SUPPLIED PASSAGE
---

OVERTIME WAGE LAW IN WASHINGTON STATE 

LAW OFFICE OF SCOTT MCKAY - Seattle, Washington
Seattle:  (206) 992-5466
   scottjmckay@hotmail.com

CALCULATING OVERTIME PAY

 

             HOW TO CALCULATE OVERTIME PAY


There are several important rules that must be followed when calculating overtime pay.

A.    "Overtime hours" are all hours worked above 40 in a week.

          
The first 40 hours of work each week are referred to as "regular time" hours, and all other hours are referred to as "overtime hours." 

        Example:  Employee works a total of 55 hours during the week.  The employee had 40 hours of "Regular Time" (sometimes called "straight-time") and 15 hours of "Overtime."



B.    Overtime hours must be separately calculated for each week
        of employment.
  

    When calculating overtime wages, each week week of employment "stands alone" and may not be "averaged" or combined with any other week.

---

STORED DATA
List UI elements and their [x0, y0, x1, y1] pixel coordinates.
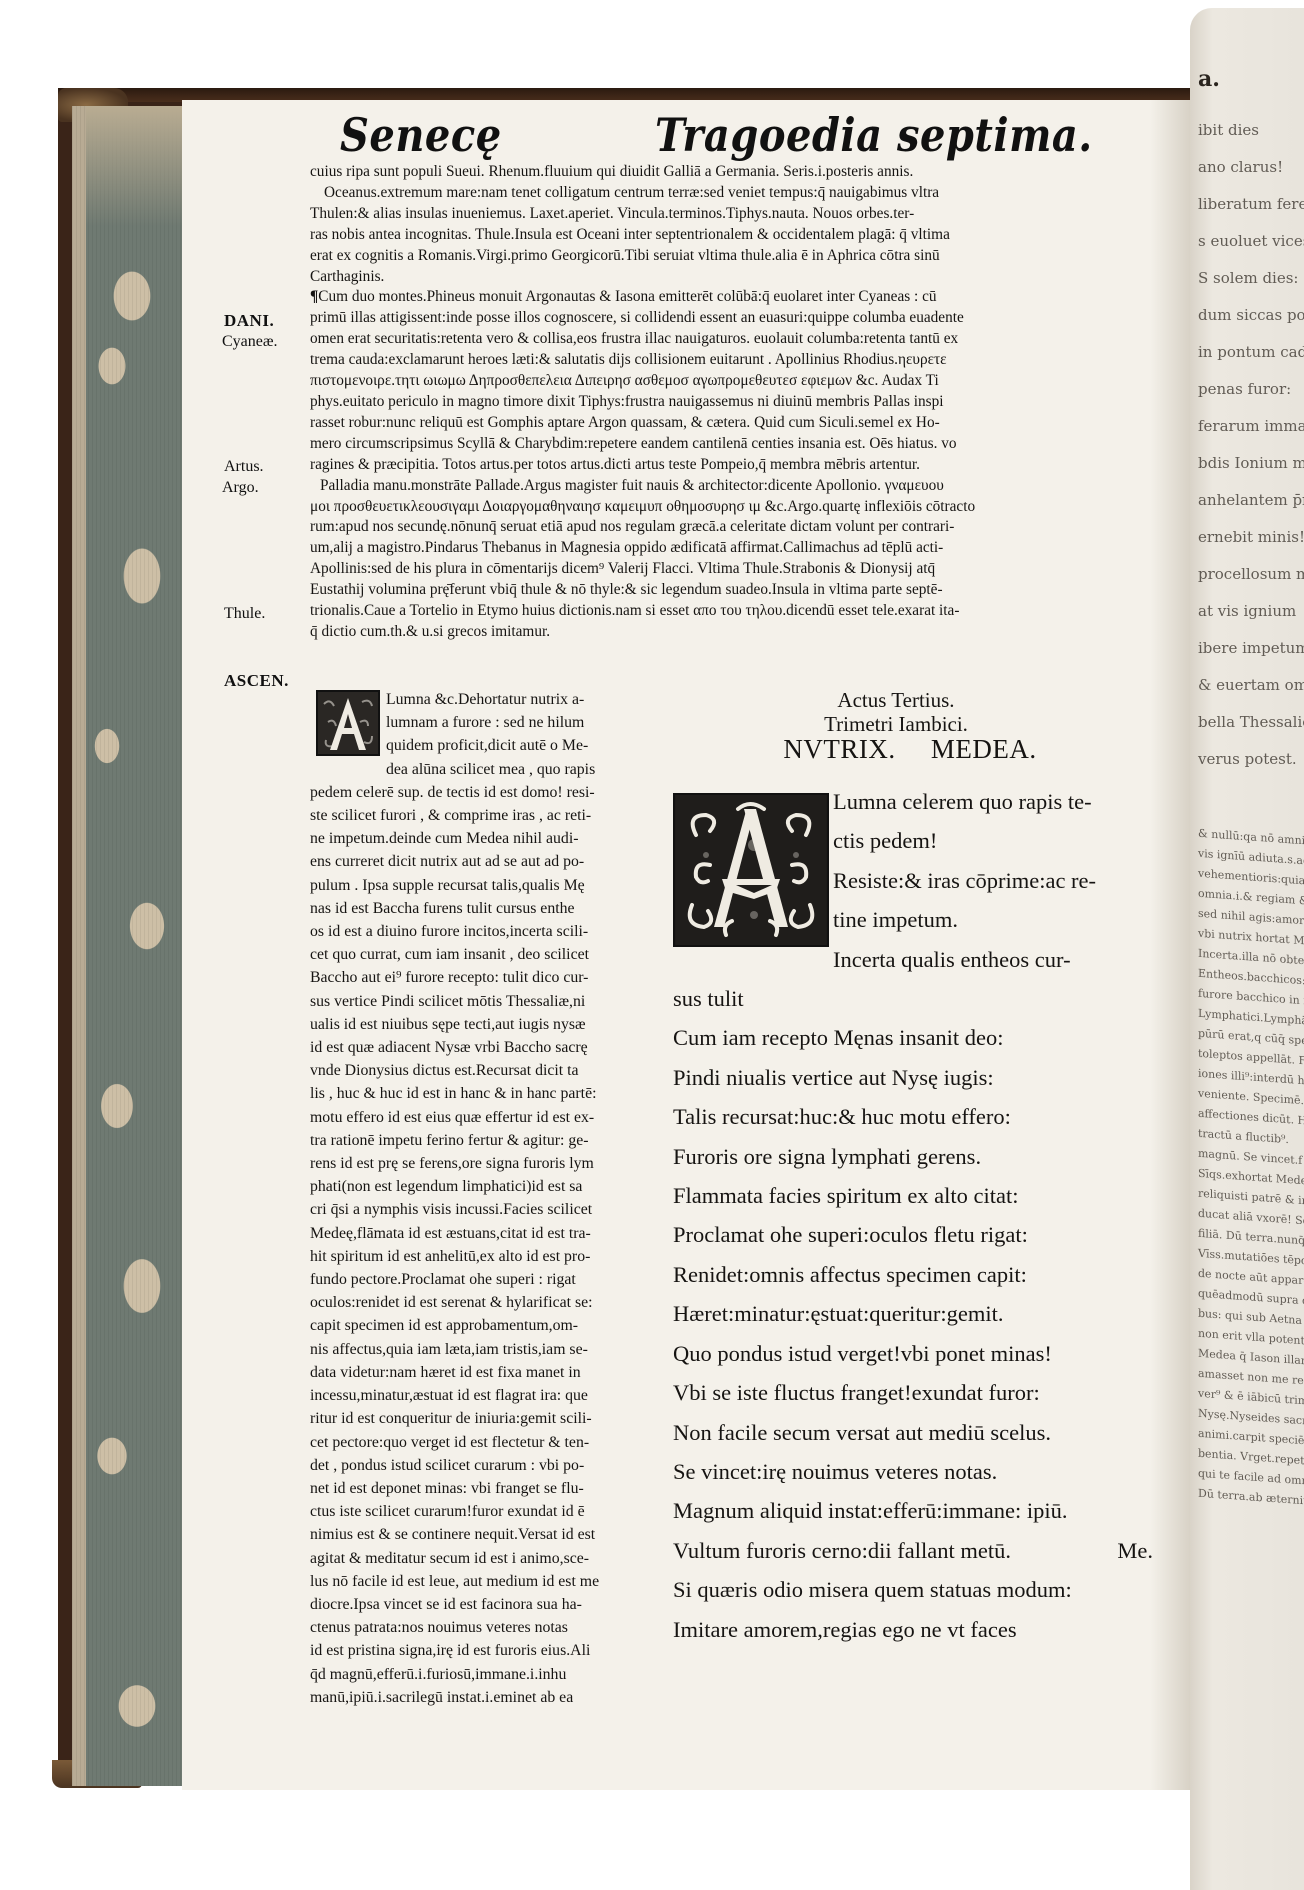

---

PROBLEMS AND TASKS
1. According to the overtime pay text, what are the first 40 hours of work each week referred to as?
2. In the overtime pay text, swap "week" for "workweek" and write out the passage from "There are several" to "of employment.".

FULL SOLUTIONS
1. They are referred to as "regular time" hours.

2.
There are several important rules that must be followed when calculating overtime pay.

A.    "Overtime hours" are all hours worked above 40 in a workweek.

          
The first 40 hours of work each workweek are referred to as "regular time" hours, and all other hours are referred to as "overtime hours." 

        Example:  Employee works a total of 55 hours during the workweek.  The employee had 40 hours of "Regular Time" (sometimes called "straight-time") and 15 hours of "Overtime."



B.    Overtime hours must be separately calculated for each workweek
        of employment.